Repeat every entry word for word, but leave the images out of your copy.

============================================================

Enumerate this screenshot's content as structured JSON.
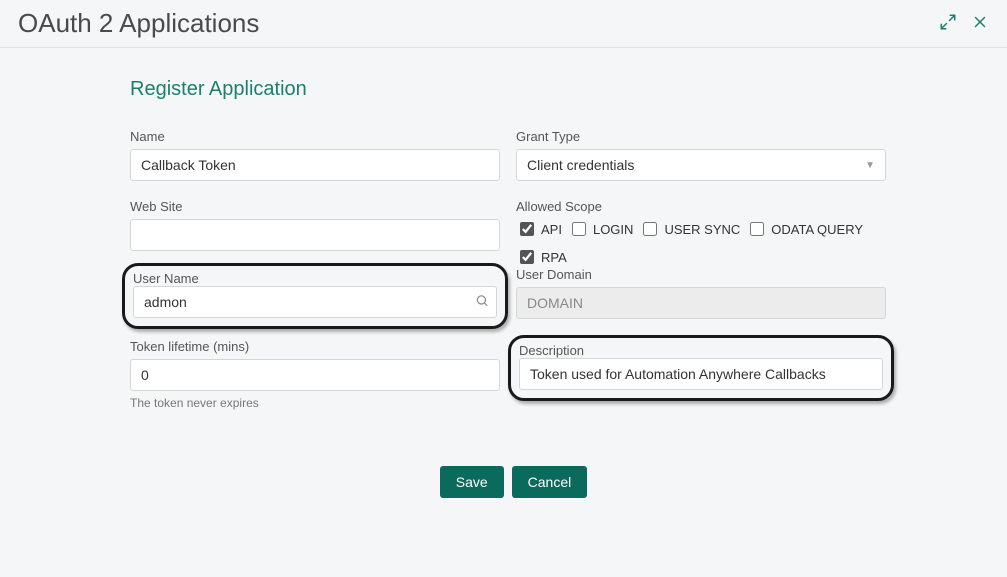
{
  "header": {
    "title": "OAuth 2 Applications"
  },
  "form": {
    "title": "Register Application",
    "name_label": "Name",
    "name_value": "Callback Token",
    "grant_type_label": "Grant Type",
    "grant_type_value": "Client credentials",
    "website_label": "Web Site",
    "website_value": "",
    "allowed_scope_label": "Allowed Scope",
    "scopes": {
      "api": {
        "label": "API",
        "checked": true
      },
      "login": {
        "label": "LOGIN",
        "checked": false
      },
      "usersync": {
        "label": "USER SYNC",
        "checked": false
      },
      "odata": {
        "label": "ODATA QUERY",
        "checked": false
      },
      "rpa": {
        "label": "RPA",
        "checked": true
      }
    },
    "username_label": "User Name",
    "username_value": "admon",
    "userdomain_label": "User Domain",
    "userdomain_value": "DOMAIN",
    "token_lifetime_label": "Token lifetime (mins)",
    "token_lifetime_value": "0",
    "token_lifetime_helper": "The token never expires",
    "description_label": "Description",
    "description_value": "Token used for Automation Anywhere Callbacks"
  },
  "buttons": {
    "save": "Save",
    "cancel": "Cancel"
  }
}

============================================================

Written response »
Enumerate this screenshot's content as structured JSON.
{
  "header": {
    "title": "OAuth 2 Applications"
  },
  "form": {
    "title": "Register Application",
    "name_label": "Name",
    "name_value": "Callback Token",
    "grant_type_label": "Grant Type",
    "grant_type_value": "Client credentials",
    "website_label": "Web Site",
    "website_value": "",
    "allowed_scope_label": "Allowed Scope",
    "scopes": {
      "api": {
        "label": "API",
        "checked": true
      },
      "login": {
        "label": "LOGIN",
        "checked": false
      },
      "usersync": {
        "label": "USER SYNC",
        "checked": false
      },
      "odata": {
        "label": "ODATA QUERY",
        "checked": false
      },
      "rpa": {
        "label": "RPA",
        "checked": true
      }
    },
    "username_label": "User Name",
    "username_value": "admon",
    "userdomain_label": "User Domain",
    "userdomain_value": "DOMAIN",
    "token_lifetime_label": "Token lifetime (mins)",
    "token_lifetime_value": "0",
    "token_lifetime_helper": "The token never expires",
    "description_label": "Description",
    "description_value": "Token used for Automation Anywhere Callbacks"
  },
  "buttons": {
    "save": "Save",
    "cancel": "Cancel"
  }
}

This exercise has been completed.